(Chart and figure data)
□ □ □ □ □

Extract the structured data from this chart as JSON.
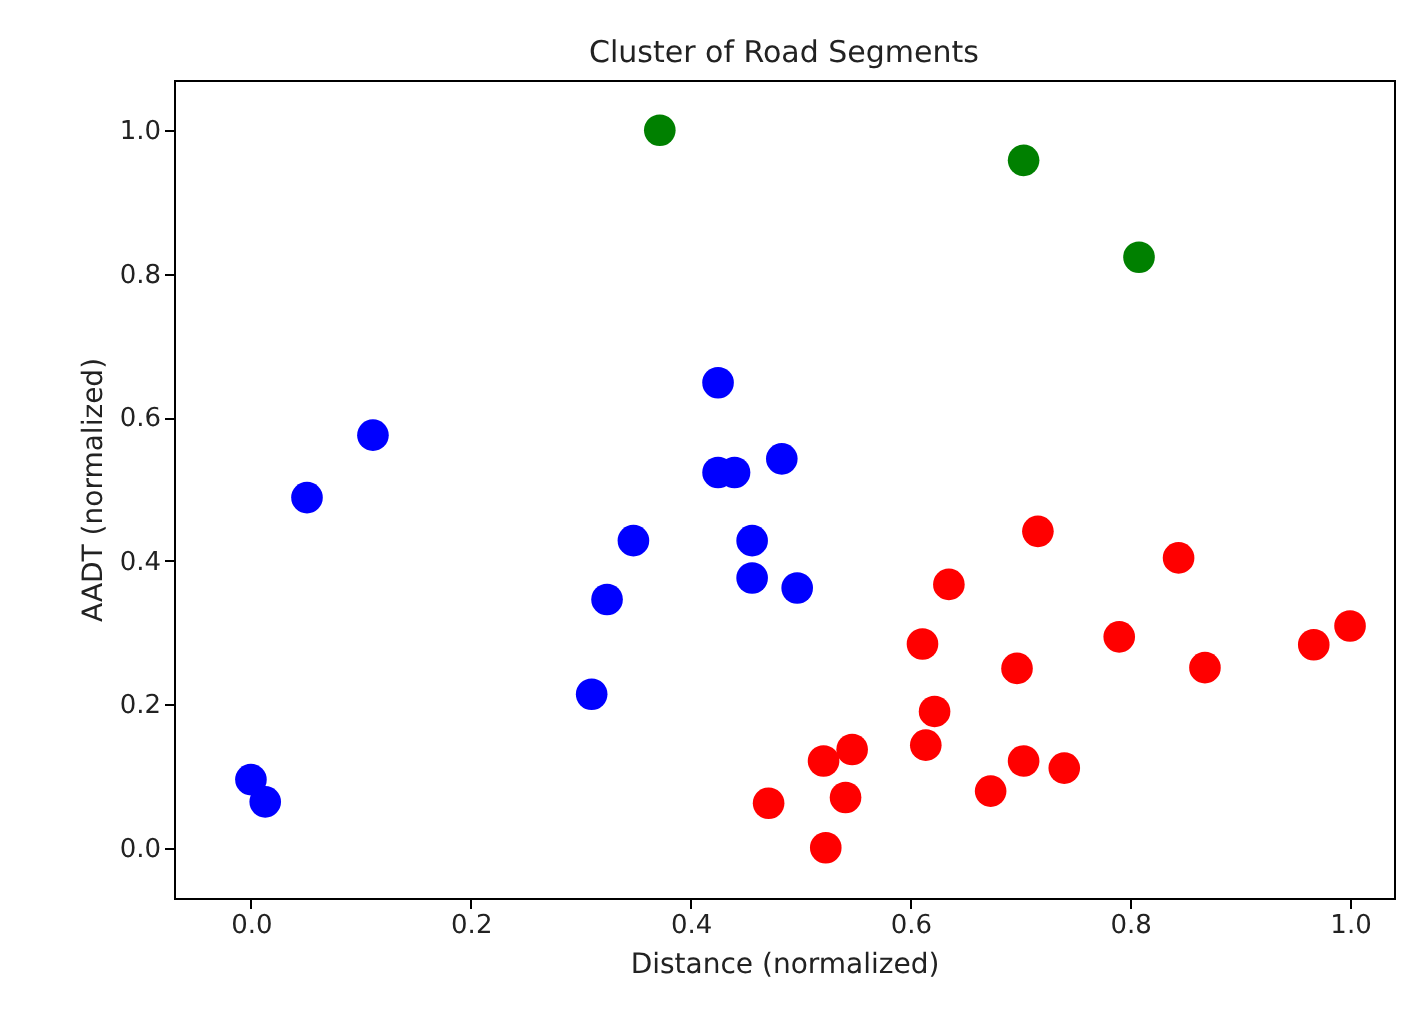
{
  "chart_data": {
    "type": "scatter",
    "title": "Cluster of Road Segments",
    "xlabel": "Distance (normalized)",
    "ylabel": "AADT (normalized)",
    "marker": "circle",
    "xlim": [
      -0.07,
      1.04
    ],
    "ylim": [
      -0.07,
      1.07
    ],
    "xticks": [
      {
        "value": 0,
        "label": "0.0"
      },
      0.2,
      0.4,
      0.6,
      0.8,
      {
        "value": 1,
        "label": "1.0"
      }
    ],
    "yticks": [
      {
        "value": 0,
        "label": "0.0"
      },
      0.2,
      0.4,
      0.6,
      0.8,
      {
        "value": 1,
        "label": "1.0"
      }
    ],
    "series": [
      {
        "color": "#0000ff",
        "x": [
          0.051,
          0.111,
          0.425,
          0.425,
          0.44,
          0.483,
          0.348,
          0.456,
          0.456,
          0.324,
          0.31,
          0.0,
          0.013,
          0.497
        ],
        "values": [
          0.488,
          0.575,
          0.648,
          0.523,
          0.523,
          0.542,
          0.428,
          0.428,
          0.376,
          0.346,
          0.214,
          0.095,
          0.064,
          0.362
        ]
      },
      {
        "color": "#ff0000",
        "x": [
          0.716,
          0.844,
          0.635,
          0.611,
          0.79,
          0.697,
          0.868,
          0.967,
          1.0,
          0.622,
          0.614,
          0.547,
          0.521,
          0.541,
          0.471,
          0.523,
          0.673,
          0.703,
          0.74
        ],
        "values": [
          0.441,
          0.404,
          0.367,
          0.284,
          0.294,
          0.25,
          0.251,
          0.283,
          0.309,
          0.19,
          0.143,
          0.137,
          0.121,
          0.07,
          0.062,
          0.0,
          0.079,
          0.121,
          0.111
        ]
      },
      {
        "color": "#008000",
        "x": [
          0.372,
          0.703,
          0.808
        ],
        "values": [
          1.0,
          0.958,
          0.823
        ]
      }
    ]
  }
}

□ □ □ □ □

* Exercise *
Leave out the pictures and transcribe everything else exactly.

* Final answer *
Extract the structured data from this chart as JSON.
{
  "chart_data": {
    "type": "scatter",
    "title": "Cluster of Road Segments",
    "xlabel": "Distance (normalized)",
    "ylabel": "AADT (normalized)",
    "marker": "circle",
    "xlim": [
      -0.07,
      1.04
    ],
    "ylim": [
      -0.07,
      1.07
    ],
    "xticks": [
      {
        "value": 0,
        "label": "0.0"
      },
      0.2,
      0.4,
      0.6,
      0.8,
      {
        "value": 1,
        "label": "1.0"
      }
    ],
    "yticks": [
      {
        "value": 0,
        "label": "0.0"
      },
      0.2,
      0.4,
      0.6,
      0.8,
      {
        "value": 1,
        "label": "1.0"
      }
    ],
    "series": [
      {
        "color": "#0000ff",
        "x": [
          0.051,
          0.111,
          0.425,
          0.425,
          0.44,
          0.483,
          0.348,
          0.456,
          0.456,
          0.324,
          0.31,
          0.0,
          0.013,
          0.497
        ],
        "values": [
          0.488,
          0.575,
          0.648,
          0.523,
          0.523,
          0.542,
          0.428,
          0.428,
          0.376,
          0.346,
          0.214,
          0.095,
          0.064,
          0.362
        ]
      },
      {
        "color": "#ff0000",
        "x": [
          0.716,
          0.844,
          0.635,
          0.611,
          0.79,
          0.697,
          0.868,
          0.967,
          1.0,
          0.622,
          0.614,
          0.547,
          0.521,
          0.541,
          0.471,
          0.523,
          0.673,
          0.703,
          0.74
        ],
        "values": [
          0.441,
          0.404,
          0.367,
          0.284,
          0.294,
          0.25,
          0.251,
          0.283,
          0.309,
          0.19,
          0.143,
          0.137,
          0.121,
          0.07,
          0.062,
          0.0,
          0.079,
          0.121,
          0.111
        ]
      },
      {
        "color": "#008000",
        "x": [
          0.372,
          0.703,
          0.808
        ],
        "values": [
          1.0,
          0.958,
          0.823
        ]
      }
    ]
  }
}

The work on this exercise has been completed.